## [What to work on]
I need each line of the entries below that includes the string "Kogler".

---------- Excerpted records

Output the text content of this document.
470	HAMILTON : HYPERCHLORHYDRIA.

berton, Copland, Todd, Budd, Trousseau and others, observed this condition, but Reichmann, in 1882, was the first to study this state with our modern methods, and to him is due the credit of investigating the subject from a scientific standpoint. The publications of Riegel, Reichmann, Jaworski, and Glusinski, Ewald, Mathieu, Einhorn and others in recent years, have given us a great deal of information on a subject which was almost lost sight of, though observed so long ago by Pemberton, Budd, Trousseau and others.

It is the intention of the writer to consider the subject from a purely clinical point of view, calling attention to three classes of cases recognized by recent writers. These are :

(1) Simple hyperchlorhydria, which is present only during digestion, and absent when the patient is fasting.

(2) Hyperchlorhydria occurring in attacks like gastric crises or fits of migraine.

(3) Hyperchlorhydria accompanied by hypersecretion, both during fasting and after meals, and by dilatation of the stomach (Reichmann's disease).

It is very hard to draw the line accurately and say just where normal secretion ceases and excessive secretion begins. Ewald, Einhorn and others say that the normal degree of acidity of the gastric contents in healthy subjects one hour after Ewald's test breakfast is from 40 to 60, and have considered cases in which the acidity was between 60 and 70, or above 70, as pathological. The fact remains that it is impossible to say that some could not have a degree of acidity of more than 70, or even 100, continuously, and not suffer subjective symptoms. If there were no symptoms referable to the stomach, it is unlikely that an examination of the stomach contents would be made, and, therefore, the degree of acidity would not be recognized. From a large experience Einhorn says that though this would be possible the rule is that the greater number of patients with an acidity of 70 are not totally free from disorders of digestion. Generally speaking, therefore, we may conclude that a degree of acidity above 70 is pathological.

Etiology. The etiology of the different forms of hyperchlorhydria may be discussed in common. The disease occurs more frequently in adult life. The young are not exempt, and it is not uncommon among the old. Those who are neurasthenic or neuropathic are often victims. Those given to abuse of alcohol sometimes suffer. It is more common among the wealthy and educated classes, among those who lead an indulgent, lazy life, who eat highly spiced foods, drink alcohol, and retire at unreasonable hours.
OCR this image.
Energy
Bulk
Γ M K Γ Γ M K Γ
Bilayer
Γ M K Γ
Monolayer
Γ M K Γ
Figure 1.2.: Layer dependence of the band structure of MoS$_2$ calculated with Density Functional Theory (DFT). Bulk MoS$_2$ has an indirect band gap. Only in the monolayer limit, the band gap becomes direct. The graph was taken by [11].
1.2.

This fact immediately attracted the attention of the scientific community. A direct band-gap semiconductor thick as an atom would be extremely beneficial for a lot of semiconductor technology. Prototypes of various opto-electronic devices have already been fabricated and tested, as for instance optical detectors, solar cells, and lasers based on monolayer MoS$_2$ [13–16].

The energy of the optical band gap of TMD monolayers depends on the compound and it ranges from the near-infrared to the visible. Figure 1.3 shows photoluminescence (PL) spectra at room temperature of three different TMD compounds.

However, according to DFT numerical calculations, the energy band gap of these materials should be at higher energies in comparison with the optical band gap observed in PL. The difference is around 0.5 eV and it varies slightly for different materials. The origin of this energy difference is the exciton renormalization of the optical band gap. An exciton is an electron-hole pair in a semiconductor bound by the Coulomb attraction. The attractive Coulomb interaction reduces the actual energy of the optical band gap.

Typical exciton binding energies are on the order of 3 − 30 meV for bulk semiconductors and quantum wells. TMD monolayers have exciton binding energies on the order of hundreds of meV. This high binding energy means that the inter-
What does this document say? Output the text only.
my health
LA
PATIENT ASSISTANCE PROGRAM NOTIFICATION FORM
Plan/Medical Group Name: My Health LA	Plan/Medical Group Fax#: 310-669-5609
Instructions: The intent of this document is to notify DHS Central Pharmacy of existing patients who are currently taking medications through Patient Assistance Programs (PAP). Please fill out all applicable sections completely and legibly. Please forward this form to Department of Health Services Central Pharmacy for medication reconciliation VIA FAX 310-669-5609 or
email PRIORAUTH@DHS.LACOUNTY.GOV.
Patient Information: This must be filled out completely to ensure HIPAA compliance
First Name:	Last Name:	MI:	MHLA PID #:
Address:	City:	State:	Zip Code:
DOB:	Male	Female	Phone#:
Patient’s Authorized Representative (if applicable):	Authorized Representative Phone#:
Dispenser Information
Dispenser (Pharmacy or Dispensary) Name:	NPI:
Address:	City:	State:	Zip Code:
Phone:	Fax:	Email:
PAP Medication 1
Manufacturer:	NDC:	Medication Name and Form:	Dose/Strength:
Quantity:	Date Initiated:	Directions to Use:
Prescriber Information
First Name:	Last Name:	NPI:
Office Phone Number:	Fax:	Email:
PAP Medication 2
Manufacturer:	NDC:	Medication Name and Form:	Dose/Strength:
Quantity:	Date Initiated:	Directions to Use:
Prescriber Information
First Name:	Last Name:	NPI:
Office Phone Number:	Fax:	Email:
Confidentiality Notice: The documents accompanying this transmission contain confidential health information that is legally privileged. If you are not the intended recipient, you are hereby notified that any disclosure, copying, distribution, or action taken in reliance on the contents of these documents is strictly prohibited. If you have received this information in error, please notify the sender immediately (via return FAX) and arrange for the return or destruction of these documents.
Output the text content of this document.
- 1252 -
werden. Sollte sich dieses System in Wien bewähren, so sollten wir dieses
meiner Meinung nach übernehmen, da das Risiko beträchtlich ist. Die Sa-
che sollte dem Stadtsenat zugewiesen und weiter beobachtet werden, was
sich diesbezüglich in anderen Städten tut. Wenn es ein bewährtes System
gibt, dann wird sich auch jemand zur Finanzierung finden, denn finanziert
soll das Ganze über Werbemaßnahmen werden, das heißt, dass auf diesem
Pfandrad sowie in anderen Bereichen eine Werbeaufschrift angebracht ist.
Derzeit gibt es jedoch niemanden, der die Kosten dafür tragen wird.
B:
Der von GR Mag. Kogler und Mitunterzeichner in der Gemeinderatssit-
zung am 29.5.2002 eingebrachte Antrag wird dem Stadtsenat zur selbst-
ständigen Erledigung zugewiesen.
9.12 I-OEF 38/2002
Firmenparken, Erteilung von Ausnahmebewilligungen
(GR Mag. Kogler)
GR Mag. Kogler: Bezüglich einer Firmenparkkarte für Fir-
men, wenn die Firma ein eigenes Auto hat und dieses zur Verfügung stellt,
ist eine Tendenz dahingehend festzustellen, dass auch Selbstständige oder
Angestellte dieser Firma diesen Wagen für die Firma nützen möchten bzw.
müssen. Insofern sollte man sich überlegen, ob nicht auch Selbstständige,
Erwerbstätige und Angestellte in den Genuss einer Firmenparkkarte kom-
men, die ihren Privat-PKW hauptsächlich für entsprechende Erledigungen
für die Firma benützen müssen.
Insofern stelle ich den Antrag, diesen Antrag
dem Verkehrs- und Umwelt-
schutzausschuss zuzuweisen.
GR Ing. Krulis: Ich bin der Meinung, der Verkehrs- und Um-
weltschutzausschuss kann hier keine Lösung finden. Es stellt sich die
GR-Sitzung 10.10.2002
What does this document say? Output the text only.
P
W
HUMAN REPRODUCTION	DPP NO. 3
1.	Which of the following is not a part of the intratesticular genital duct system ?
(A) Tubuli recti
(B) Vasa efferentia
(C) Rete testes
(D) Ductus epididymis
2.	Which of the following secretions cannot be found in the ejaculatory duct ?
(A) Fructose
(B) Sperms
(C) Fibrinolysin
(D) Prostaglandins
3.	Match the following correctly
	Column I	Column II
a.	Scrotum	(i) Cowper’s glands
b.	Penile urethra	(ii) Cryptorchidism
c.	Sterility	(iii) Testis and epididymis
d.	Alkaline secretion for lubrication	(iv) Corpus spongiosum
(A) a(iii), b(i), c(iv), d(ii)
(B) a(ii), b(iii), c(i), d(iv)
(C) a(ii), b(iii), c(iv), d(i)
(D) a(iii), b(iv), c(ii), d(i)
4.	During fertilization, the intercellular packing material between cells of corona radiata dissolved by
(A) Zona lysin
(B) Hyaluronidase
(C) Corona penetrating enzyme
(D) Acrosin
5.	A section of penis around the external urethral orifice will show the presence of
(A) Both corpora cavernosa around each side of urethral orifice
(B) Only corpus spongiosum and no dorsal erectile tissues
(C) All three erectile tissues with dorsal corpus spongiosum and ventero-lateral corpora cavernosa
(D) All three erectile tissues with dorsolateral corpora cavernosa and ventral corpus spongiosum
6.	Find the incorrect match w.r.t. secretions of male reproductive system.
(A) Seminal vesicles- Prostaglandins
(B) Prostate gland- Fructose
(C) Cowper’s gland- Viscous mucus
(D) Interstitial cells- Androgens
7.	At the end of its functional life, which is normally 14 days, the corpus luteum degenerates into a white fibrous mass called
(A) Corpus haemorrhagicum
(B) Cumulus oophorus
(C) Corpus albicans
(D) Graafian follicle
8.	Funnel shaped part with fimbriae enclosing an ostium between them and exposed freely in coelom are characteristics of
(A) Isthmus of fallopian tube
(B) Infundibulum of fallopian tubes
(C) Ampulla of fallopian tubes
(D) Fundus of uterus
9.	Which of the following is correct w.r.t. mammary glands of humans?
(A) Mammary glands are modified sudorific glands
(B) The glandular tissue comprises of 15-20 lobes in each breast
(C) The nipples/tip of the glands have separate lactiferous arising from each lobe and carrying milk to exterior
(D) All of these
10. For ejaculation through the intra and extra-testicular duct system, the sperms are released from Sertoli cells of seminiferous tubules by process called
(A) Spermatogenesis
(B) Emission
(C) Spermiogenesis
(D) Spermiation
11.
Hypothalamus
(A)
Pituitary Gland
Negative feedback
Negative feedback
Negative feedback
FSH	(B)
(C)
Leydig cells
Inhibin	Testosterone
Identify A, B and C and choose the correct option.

--------------------

## [Finished exercise]
Der von GR Mag. Kogler und Mitunterzeichner in der Gemeinderatssit-
(GR Mag. Kogler)
GR Mag. Kogler: Bezüglich einer Firmenparkkarte für Fir-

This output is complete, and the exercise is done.